RECORDS FOR PROCESSING:
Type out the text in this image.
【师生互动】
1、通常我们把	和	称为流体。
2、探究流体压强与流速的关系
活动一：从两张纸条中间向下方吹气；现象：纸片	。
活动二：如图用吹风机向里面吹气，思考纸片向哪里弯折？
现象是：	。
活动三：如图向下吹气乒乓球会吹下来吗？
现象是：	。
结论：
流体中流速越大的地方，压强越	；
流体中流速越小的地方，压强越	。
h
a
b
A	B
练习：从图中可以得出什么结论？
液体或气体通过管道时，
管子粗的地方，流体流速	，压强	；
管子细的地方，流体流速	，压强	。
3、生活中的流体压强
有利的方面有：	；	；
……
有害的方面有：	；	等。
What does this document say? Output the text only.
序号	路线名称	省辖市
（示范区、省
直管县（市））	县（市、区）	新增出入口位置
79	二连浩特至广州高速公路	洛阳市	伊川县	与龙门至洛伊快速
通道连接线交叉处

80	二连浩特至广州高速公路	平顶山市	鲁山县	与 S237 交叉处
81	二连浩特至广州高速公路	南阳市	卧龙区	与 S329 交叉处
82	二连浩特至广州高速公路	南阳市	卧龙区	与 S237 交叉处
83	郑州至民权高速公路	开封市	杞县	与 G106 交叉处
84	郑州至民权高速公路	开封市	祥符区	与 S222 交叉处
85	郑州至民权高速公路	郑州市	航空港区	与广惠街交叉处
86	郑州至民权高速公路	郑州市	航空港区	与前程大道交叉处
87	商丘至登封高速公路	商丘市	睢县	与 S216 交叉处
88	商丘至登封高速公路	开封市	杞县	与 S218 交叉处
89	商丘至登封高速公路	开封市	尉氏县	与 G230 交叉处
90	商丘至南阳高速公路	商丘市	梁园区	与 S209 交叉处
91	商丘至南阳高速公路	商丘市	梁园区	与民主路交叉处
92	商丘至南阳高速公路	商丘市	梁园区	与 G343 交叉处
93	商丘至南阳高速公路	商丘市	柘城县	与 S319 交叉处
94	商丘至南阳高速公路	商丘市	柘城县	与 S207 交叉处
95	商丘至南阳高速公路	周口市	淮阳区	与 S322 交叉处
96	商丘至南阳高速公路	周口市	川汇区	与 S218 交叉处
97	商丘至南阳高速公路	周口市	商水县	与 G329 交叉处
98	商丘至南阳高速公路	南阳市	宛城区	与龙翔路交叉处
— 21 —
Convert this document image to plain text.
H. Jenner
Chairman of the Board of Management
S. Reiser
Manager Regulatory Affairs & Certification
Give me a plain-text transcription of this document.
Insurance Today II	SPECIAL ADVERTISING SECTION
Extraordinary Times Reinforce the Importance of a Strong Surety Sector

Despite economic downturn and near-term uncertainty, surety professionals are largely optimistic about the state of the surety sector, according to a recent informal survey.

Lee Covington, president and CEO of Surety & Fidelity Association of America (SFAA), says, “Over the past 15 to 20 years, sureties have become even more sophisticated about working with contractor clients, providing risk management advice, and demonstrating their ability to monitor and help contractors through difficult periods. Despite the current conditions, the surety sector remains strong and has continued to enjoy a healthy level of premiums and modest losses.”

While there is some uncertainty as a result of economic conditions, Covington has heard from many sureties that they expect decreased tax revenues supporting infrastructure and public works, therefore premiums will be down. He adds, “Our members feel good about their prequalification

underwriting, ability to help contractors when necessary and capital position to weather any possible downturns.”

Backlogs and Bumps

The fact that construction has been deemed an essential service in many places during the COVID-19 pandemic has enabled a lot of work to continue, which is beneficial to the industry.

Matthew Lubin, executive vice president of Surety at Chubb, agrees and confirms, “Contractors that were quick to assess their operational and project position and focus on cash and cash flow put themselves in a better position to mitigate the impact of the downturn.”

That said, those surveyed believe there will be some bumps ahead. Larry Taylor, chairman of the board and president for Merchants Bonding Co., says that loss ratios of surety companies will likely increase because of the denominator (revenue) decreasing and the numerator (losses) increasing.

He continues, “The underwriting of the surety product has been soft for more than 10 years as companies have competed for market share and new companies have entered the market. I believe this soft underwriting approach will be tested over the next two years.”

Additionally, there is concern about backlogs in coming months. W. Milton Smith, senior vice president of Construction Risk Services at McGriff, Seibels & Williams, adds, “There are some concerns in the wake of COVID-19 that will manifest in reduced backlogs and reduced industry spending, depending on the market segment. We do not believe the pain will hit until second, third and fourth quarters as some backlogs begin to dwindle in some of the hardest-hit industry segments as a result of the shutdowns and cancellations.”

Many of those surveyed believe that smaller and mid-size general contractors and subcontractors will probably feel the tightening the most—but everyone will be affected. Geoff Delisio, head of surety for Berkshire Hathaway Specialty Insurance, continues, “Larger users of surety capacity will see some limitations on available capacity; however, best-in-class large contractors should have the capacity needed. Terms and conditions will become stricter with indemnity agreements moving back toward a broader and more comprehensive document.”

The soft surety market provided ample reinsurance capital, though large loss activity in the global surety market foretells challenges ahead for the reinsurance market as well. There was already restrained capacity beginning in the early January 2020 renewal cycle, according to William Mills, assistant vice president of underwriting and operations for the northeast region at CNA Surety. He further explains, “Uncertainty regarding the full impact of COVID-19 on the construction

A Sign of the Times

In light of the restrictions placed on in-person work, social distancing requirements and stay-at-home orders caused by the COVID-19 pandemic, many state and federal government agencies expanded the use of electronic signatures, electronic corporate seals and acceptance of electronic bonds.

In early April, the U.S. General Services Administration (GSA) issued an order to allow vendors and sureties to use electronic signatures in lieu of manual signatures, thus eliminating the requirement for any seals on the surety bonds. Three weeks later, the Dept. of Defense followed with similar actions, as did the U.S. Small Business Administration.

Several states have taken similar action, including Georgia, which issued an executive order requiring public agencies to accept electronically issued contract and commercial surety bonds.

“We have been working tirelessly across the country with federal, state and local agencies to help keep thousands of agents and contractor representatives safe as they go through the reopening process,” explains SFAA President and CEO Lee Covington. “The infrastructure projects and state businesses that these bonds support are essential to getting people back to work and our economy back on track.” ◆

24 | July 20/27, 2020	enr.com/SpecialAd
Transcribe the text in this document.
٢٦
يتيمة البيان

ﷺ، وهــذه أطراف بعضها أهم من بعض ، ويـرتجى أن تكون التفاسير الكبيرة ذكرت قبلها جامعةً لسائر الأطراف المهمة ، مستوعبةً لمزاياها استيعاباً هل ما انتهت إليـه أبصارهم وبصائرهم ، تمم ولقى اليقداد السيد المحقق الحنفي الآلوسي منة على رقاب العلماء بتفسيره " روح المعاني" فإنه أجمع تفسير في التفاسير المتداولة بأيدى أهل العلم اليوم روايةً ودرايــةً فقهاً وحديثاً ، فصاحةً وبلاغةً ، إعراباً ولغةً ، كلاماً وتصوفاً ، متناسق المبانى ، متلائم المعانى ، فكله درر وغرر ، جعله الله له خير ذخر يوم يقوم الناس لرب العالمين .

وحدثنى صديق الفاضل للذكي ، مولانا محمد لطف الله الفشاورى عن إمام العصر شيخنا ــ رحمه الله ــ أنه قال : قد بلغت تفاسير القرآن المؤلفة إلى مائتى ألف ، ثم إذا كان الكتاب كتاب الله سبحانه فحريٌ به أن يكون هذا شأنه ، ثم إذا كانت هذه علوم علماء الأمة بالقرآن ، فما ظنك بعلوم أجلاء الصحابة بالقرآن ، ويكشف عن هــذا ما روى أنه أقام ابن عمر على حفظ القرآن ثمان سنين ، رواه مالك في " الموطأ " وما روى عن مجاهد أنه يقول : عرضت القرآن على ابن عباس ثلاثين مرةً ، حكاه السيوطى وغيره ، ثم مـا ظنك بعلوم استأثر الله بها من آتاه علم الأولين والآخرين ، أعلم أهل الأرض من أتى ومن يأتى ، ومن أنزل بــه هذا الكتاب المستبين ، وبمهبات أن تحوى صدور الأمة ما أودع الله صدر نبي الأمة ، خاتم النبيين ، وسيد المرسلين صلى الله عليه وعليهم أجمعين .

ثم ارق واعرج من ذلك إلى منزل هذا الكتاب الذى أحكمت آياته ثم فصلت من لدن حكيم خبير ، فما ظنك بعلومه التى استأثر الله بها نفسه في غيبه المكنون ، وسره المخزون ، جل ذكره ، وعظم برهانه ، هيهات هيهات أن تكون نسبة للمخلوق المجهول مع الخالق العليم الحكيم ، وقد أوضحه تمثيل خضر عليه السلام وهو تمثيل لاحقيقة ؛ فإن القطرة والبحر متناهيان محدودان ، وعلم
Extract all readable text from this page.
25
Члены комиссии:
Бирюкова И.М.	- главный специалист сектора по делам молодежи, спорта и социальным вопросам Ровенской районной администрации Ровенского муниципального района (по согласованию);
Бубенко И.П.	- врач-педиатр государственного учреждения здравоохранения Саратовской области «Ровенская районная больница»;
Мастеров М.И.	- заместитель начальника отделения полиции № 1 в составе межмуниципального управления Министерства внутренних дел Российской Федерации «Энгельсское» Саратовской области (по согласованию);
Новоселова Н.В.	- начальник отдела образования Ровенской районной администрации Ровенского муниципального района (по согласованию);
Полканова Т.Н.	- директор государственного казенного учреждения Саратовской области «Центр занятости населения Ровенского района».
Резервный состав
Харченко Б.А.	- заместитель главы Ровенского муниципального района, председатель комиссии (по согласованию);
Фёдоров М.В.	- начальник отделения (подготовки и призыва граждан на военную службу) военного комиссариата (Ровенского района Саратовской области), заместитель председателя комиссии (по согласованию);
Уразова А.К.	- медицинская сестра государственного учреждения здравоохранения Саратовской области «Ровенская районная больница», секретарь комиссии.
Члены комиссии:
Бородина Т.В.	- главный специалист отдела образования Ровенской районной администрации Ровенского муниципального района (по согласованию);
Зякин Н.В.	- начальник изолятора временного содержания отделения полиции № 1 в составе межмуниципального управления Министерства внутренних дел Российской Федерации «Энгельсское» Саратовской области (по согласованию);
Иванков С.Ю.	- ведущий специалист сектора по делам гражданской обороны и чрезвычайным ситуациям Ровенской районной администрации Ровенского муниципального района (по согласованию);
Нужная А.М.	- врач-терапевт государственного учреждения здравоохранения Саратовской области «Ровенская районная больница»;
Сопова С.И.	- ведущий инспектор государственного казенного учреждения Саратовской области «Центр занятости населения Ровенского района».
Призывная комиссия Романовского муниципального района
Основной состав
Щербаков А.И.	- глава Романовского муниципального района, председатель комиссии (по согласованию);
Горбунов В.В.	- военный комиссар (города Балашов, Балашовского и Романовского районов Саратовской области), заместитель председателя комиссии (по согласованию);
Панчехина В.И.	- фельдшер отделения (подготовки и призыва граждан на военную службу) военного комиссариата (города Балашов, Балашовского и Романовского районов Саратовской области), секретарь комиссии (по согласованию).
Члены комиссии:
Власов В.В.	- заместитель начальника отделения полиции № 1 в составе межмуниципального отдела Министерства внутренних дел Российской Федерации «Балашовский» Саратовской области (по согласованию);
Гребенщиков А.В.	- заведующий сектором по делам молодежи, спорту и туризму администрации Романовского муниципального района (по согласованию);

EXERCISE BRIEF:
Extract all lines of the records above that include "больница".

EXERCISE SOLUTION:
Бубенко И.П.	- врач-педиатр государственного учреждения здравоохранения Саратовской области «Ровенская районная больница»;
Уразова А.К.	- медицинская сестра государственного учреждения здравоохранения Саратовской области «Ровенская районная больница», секретарь комиссии.
Нужная А.М.	- врач-терапевт государственного учреждения здравоохранения Саратовской области «Ровенская районная больница»;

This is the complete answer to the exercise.